*Given exercise*.
Pick out the lines in the listing below that contain the word "caption" and copy them.

═════ Supplied entries

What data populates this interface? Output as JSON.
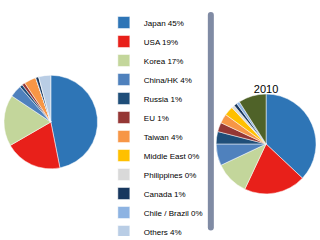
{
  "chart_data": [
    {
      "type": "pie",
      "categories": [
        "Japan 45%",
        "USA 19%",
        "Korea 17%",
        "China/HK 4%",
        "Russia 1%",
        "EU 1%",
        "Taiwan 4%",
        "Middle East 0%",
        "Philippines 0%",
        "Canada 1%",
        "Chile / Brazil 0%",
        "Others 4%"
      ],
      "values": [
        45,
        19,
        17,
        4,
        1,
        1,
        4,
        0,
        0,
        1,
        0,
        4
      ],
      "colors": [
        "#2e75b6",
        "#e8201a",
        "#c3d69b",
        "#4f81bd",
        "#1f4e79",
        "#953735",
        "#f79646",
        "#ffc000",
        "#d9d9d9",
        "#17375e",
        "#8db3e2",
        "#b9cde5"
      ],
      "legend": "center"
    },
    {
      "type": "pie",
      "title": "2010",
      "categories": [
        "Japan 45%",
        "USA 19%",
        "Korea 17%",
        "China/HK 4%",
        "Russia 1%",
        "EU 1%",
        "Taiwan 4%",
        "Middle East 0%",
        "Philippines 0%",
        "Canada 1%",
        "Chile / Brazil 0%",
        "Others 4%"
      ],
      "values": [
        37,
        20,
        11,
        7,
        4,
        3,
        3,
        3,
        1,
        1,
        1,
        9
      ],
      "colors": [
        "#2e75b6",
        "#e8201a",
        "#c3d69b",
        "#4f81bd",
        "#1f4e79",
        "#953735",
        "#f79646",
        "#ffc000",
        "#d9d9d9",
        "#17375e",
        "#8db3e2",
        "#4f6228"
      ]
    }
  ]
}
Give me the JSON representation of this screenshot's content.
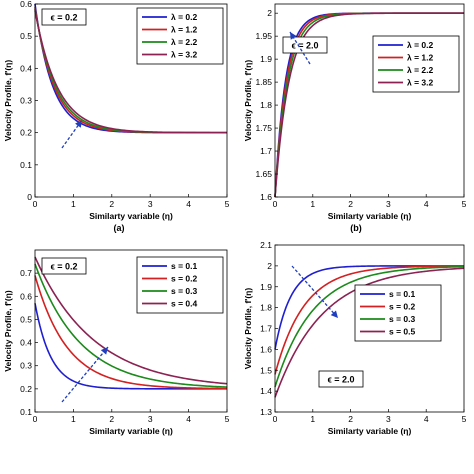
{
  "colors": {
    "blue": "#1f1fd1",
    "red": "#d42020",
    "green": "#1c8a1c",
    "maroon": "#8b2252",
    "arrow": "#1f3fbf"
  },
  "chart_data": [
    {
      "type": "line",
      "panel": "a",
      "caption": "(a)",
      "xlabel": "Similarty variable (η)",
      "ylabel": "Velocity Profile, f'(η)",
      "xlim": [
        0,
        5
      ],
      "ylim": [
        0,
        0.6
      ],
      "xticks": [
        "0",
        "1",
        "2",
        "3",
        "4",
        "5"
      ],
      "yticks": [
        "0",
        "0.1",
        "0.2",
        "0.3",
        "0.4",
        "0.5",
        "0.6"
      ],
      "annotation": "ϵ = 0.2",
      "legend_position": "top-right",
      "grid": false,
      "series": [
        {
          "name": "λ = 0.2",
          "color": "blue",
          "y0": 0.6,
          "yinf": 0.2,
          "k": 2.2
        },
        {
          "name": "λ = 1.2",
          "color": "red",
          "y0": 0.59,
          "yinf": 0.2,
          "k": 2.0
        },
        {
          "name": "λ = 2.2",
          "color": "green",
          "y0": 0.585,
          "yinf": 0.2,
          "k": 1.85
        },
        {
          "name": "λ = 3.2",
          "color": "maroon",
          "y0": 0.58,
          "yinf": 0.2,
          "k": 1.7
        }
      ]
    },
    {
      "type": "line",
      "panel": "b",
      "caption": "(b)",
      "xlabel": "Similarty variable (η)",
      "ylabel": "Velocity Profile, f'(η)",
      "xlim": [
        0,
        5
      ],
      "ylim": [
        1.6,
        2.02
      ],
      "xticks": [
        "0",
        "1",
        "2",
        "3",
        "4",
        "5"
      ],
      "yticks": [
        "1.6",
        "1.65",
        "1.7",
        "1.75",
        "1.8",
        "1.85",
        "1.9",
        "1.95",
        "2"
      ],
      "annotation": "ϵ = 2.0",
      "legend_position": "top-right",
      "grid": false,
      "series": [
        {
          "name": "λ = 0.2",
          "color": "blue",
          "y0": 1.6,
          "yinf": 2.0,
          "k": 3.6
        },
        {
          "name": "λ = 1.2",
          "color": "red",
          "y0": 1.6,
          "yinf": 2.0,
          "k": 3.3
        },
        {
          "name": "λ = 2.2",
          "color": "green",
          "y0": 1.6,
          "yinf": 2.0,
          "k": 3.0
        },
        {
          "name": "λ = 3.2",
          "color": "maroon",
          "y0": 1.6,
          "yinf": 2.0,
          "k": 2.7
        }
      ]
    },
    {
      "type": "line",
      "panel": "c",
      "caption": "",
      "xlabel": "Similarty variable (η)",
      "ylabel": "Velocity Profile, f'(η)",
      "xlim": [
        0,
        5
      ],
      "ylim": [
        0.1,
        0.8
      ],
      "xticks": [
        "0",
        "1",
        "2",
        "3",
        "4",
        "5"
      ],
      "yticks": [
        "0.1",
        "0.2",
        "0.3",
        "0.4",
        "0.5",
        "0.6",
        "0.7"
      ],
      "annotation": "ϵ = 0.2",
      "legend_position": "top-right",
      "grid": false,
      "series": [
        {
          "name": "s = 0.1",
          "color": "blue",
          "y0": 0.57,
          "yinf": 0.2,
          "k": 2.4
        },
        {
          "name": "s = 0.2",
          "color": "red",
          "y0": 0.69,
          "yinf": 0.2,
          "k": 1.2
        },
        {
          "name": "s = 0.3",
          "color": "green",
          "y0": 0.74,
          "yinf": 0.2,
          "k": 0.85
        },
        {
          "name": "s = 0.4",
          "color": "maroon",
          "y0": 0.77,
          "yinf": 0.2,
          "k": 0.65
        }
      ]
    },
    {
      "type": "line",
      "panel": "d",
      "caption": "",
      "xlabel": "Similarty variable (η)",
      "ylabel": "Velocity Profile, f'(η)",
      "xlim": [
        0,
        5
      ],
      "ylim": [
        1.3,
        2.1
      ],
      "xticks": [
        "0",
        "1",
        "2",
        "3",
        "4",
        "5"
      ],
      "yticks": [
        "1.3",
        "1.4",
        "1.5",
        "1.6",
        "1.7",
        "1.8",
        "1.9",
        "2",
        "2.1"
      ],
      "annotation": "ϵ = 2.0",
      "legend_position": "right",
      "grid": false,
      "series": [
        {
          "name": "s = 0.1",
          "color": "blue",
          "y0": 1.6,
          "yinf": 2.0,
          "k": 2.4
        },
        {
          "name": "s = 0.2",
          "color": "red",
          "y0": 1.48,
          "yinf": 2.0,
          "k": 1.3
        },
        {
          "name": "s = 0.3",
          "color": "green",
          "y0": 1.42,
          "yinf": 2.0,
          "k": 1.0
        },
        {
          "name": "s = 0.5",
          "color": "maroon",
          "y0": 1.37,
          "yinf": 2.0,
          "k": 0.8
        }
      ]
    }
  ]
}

══════════
═════ Supplied entries

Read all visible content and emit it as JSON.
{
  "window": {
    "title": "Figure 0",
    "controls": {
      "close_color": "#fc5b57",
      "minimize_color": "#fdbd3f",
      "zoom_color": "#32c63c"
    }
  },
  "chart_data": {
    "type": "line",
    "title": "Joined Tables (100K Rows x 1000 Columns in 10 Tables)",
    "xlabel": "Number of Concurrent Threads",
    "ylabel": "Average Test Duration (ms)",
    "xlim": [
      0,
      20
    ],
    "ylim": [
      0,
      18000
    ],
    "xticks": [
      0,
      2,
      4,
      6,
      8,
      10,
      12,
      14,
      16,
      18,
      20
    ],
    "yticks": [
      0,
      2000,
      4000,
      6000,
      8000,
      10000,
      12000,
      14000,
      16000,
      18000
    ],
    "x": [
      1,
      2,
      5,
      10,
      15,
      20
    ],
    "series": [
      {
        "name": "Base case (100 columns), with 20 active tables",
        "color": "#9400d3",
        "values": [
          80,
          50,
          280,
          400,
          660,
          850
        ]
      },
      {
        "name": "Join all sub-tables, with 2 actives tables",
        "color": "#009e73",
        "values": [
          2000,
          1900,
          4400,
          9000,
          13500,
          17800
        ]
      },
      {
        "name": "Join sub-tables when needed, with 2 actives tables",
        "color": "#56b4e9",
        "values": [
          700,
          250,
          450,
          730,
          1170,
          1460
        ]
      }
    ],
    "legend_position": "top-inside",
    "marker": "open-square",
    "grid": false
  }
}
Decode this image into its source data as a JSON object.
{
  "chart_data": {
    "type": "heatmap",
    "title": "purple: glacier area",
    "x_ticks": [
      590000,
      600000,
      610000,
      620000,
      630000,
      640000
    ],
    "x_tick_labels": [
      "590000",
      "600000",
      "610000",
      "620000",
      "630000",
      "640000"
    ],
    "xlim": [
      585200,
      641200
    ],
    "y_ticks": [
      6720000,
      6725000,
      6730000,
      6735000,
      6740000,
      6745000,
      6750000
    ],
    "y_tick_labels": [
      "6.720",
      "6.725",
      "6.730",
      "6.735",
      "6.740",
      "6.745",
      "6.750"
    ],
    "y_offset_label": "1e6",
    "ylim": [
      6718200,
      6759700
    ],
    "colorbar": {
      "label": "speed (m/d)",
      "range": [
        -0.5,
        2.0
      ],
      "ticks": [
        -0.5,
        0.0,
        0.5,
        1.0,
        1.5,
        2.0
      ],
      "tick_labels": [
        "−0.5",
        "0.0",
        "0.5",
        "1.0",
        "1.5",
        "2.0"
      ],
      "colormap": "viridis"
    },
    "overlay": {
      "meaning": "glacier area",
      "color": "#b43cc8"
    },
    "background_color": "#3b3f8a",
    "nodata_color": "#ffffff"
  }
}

══════════

*In response*.
      "caption": "(a)",
      "caption": "(b)",
      "caption": "",
      "caption": "",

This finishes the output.